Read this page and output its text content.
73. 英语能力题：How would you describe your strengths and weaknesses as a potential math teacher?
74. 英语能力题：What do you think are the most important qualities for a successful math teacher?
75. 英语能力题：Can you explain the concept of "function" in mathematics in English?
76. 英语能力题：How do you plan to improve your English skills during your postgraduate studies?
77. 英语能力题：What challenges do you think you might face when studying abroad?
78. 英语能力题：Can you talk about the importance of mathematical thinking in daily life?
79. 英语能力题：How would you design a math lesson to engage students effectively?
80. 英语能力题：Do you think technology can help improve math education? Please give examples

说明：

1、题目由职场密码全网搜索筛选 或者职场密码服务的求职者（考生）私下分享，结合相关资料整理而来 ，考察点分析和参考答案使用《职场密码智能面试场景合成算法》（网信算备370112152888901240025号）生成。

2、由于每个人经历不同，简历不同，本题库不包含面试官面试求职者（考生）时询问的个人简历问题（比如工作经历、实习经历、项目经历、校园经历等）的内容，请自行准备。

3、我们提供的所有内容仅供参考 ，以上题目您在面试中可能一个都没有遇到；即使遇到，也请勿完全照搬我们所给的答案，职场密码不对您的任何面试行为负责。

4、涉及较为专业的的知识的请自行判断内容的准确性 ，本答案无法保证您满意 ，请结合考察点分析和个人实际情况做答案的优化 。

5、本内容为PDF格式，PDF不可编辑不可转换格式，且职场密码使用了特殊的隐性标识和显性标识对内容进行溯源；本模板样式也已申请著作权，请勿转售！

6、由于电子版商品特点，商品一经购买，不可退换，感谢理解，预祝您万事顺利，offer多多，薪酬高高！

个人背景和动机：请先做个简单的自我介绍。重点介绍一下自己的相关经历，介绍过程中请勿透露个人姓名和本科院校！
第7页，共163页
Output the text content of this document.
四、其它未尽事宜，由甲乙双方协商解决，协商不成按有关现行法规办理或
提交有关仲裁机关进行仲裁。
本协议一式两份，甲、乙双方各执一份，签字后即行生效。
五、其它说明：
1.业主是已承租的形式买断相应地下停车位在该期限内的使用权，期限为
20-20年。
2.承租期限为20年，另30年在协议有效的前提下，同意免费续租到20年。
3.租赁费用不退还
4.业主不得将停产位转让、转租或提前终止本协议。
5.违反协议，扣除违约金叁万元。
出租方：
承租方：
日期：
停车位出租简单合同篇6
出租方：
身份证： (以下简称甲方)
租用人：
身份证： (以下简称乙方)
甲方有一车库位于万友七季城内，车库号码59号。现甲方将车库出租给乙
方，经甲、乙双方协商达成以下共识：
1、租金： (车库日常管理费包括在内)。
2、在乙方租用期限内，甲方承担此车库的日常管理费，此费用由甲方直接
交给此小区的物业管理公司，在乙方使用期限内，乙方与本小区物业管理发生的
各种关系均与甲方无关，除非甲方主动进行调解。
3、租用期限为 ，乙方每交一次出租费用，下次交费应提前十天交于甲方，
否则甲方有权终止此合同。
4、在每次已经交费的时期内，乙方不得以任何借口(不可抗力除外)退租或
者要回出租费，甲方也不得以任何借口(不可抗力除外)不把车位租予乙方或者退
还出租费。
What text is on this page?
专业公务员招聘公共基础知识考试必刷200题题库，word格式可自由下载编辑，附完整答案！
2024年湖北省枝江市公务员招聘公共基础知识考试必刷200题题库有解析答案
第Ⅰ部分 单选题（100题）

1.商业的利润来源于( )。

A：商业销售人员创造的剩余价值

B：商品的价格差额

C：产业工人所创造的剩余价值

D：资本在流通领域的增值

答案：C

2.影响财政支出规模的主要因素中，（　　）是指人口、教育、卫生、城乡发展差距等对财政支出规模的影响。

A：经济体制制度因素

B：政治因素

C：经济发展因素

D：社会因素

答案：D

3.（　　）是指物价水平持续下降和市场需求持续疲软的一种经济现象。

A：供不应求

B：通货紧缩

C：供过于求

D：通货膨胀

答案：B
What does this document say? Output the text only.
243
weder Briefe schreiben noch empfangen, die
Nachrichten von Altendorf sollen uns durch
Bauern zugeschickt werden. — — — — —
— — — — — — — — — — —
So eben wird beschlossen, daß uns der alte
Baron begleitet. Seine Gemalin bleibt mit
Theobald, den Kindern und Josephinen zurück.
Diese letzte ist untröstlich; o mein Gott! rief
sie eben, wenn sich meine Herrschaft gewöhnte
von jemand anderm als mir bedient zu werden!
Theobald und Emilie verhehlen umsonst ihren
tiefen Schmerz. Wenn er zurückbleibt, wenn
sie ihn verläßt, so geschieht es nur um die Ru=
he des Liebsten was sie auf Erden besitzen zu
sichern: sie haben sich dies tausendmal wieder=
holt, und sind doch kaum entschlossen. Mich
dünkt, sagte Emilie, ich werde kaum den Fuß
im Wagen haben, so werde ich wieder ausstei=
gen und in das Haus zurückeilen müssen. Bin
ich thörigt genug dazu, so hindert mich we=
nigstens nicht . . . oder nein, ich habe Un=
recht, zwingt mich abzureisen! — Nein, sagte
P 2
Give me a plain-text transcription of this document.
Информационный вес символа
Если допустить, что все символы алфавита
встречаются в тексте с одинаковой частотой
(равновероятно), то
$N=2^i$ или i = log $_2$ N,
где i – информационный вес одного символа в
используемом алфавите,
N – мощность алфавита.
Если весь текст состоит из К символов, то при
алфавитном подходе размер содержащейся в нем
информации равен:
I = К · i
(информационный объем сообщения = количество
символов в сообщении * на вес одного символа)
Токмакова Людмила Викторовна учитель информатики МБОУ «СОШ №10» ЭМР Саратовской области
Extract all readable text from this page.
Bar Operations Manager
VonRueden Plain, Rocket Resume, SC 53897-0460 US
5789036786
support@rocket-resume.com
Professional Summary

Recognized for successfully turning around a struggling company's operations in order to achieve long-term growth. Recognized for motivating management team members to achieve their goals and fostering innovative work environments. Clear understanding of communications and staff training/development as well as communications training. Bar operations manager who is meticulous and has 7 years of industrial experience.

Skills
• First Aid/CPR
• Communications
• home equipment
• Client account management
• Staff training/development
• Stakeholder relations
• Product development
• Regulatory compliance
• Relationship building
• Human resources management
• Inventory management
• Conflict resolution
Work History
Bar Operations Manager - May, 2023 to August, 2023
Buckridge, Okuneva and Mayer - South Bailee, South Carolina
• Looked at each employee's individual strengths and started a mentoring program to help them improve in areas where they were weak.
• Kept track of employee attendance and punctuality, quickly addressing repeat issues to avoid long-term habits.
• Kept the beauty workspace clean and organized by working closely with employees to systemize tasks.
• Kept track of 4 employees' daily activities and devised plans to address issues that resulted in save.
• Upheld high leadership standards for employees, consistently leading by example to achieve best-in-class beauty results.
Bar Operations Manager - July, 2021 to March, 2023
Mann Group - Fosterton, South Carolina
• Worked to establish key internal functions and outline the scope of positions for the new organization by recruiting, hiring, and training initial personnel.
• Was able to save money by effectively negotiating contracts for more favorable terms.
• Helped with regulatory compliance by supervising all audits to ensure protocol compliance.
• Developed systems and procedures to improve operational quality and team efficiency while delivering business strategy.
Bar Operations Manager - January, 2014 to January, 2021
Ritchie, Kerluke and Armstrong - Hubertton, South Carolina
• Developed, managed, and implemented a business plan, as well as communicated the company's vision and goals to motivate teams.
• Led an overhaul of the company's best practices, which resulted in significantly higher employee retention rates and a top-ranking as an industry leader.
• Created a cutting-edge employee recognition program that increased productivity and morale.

☆ ☆ ☆ ☆

◆ **Directions**:
Output the records exactly, including every line.

◆ **In response**:
Read this page and output its text content.
73. 英语能力题：How would you describe your strengths and weaknesses as a potential math teacher?
74. 英语能力题：What do you think are the most important qualities for a successful math teacher?
75. 英语能力题：Can you explain the concept of "function" in mathematics in English?
76. 英语能力题：How do you plan to improve your English skills during your postgraduate studies?
77. 英语能力题：What challenges do you think you might face when studying abroad?
78. 英语能力题：Can you talk about the importance of mathematical thinking in daily life?
79. 英语能力题：How would you design a math lesson to engage students effectively?
80. 英语能力题：Do you think technology can help improve math education? Please give examples

说明：

1、题目由职场密码全网搜索筛选 或者职场密码服务的求职者（考生）私下分享，结合相关资料整理而来 ，考察点分析和参考答案使用《职场密码智能面试场景合成算法》（网信算备370112152888901240025号）生成。

2、由于每个人经历不同，简历不同，本题库不包含面试官面试求职者（考生）时询问的个人简历问题（比如工作经历、实习经历、项目经历、校园经历等）的内容，请自行准备。

3、我们提供的所有内容仅供参考 ，以上题目您在面试中可能一个都没有遇到；即使遇到，也请勿完全照搬我们所给的答案，职场密码不对您的任何面试行为负责。

4、涉及较为专业的的知识的请自行判断内容的准确性 ，本答案无法保证您满意 ，请结合考察点分析和个人实际情况做答案的优化 。

5、本内容为PDF格式，PDF不可编辑不可转换格式，且职场密码使用了特殊的隐性标识和显性标识对内容进行溯源；本模板样式也已申请著作权，请勿转售！

6、由于电子版商品特点，商品一经购买，不可退换，感谢理解，预祝您万事顺利，offer多多，薪酬高高！

个人背景和动机：请先做个简单的自我介绍。重点介绍一下自己的相关经历，介绍过程中请勿透露个人姓名和本科院校！
第7页，共163页
Output the text content of this document.
四、其它未尽事宜，由甲乙双方协商解决，协商不成按有关现行法规办理或
提交有关仲裁机关进行仲裁。
本协议一式两份，甲、乙双方各执一份，签字后即行生效。
五、其它说明：
1.业主是已承租的形式买断相应地下停车位在该期限内的使用权，期限为
20-20年。
2.承租期限为20年，另30年在协议有效的前提下，同意免费续租到20年。
3.租赁费用不退还
4.业主不得将停产位转让、转租或提前终止本协议。
5.违反协议，扣除违约金叁万元。
出租方：
承租方：
日期：
停车位出租简单合同篇6
出租方：
身份证： (以下简称甲方)
租用人：
身份证： (以下简称乙方)
甲方有一车库位于万友七季城内，车库号码59号。现甲方将车库出租给乙
方，经甲、乙双方协商达成以下共识：
1、租金： (车库日常管理费包括在内)。
2、在乙方租用期限内，甲方承担此车库的日常管理费，此费用由甲方直接
交给此小区的物业管理公司，在乙方使用期限内，乙方与本小区物业管理发生的
各种关系均与甲方无关，除非甲方主动进行调解。
3、租用期限为 ，乙方每交一次出租费用，下次交费应提前十天交于甲方，
否则甲方有权终止此合同。
4、在每次已经交费的时期内，乙方不得以任何借口(不可抗力除外)退租或
者要回出租费，甲方也不得以任何借口(不可抗力除外)不把车位租予乙方或者退
还出租费。
What text is on this page?
专业公务员招聘公共基础知识考试必刷200题题库，word格式可自由下载编辑，附完整答案！
2024年湖北省枝江市公务员招聘公共基础知识考试必刷200题题库有解析答案
第Ⅰ部分 单选题（100题）

1.商业的利润来源于( )。

A：商业销售人员创造的剩余价值

B：商品的价格差额

C：产业工人所创造的剩余价值

D：资本在流通领域的增值

答案：C

2.影响财政支出规模的主要因素中，（　　）是指人口、教育、卫生、城乡发展差距等对财政支出规模的影响。

A：经济体制制度因素

B：政治因素

C：经济发展因素

D：社会因素

答案：D

3.（　　）是指物价水平持续下降和市场需求持续疲软的一种经济现象。

A：供不应求

B：通货紧缩

C：供过于求

D：通货膨胀

答案：B
What does this document say? Output the text only.
243
weder Briefe schreiben noch empfangen, die
Nachrichten von Altendorf sollen uns durch
Bauern zugeschickt werden. — — — — —
— — — — — — — — — — —
So eben wird beschlossen, daß uns der alte
Baron begleitet. Seine Gemalin bleibt mit
Theobald, den Kindern und Josephinen zurück.
Diese letzte ist untröstlich; o mein Gott! rief
sie eben, wenn sich meine Herrschaft gewöhnte
von jemand anderm als mir bedient zu werden!
Theobald und Emilie verhehlen umsonst ihren
tiefen Schmerz. Wenn er zurückbleibt, wenn
sie ihn verläßt, so geschieht es nur um die Ru=
he des Liebsten was sie auf Erden besitzen zu
sichern: sie haben sich dies tausendmal wieder=
holt, und sind doch kaum entschlossen. Mich
dünkt, sagte Emilie, ich werde kaum den Fuß
im Wagen haben, so werde ich wieder ausstei=
gen und in das Haus zurückeilen müssen. Bin
ich thörigt genug dazu, so hindert mich we=
nigstens nicht . . . oder nein, ich habe Un=
recht, zwingt mich abzureisen! — Nein, sagte
P 2
Give me a plain-text transcription of this document.
Информационный вес символа
Если допустить, что все символы алфавита
встречаются в тексте с одинаковой частотой
(равновероятно), то
$N=2^i$ или i = log $_2$ N,
где i – информационный вес одного символа в
используемом алфавите,
N – мощность алфавита.
Если весь текст состоит из К символов, то при
алфавитном подходе размер содержащейся в нем
информации равен:
I = К · i
(информационный объем сообщения = количество
символов в сообщении * на вес одного символа)
Токмакова Людмила Викторовна учитель информатики МБОУ «СОШ №10» ЭМР Саратовской области
Extract all readable text from this page.
Bar Operations Manager
VonRueden Plain, Rocket Resume, SC 53897-0460 US
5789036786
support@rocket-resume.com
Professional Summary

Recognized for successfully turning around a struggling company's operations in order to achieve long-term growth. Recognized for motivating management team members to achieve their goals and fostering innovative work environments. Clear understanding of communications and staff training/development as well as communications training. Bar operations manager who is meticulous and has 7 years of industrial experience.

Skills
• First Aid/CPR
• Communications
• home equipment
• Client account management
• Staff training/development
• Stakeholder relations
• Product development
• Regulatory compliance
• Relationship building
• Human resources management
• Inventory management
• Conflict resolution
Work History
Bar Operations Manager - May, 2023 to August, 2023
Buckridge, Okuneva and Mayer - South Bailee, South Carolina
• Looked at each employee's individual strengths and started a mentoring program to help them improve in areas where they were weak.
• Kept track of employee attendance and punctuality, quickly addressing repeat issues to avoid long-term habits.
• Kept the beauty workspace clean and organized by working closely with employees to systemize tasks.
• Kept track of 4 employees' daily activities and devised plans to address issues that resulted in save.
• Upheld high leadership standards for employees, consistently leading by example to achieve best-in-class beauty results.
Bar Operations Manager - July, 2021 to March, 2023
Mann Group - Fosterton, South Carolina
• Worked to establish key internal functions and outline the scope of positions for the new organization by recruiting, hiring, and training initial personnel.
• Was able to save money by effectively negotiating contracts for more favorable terms.
• Helped with regulatory compliance by supervising all audits to ensure protocol compliance.
• Developed systems and procedures to improve operational quality and team efficiency while delivering business strategy.
Bar Operations Manager - January, 2014 to January, 2021
Ritchie, Kerluke and Armstrong - Hubertton, South Carolina
• Developed, managed, and implemented a business plan, as well as communicated the company's vision and goals to motivate teams.
• Led an overhaul of the company's best practices, which resulted in significantly higher employee retention rates and a top-ranking as an industry leader.
• Created a cutting-edge employee recognition program that increased productivity and morale.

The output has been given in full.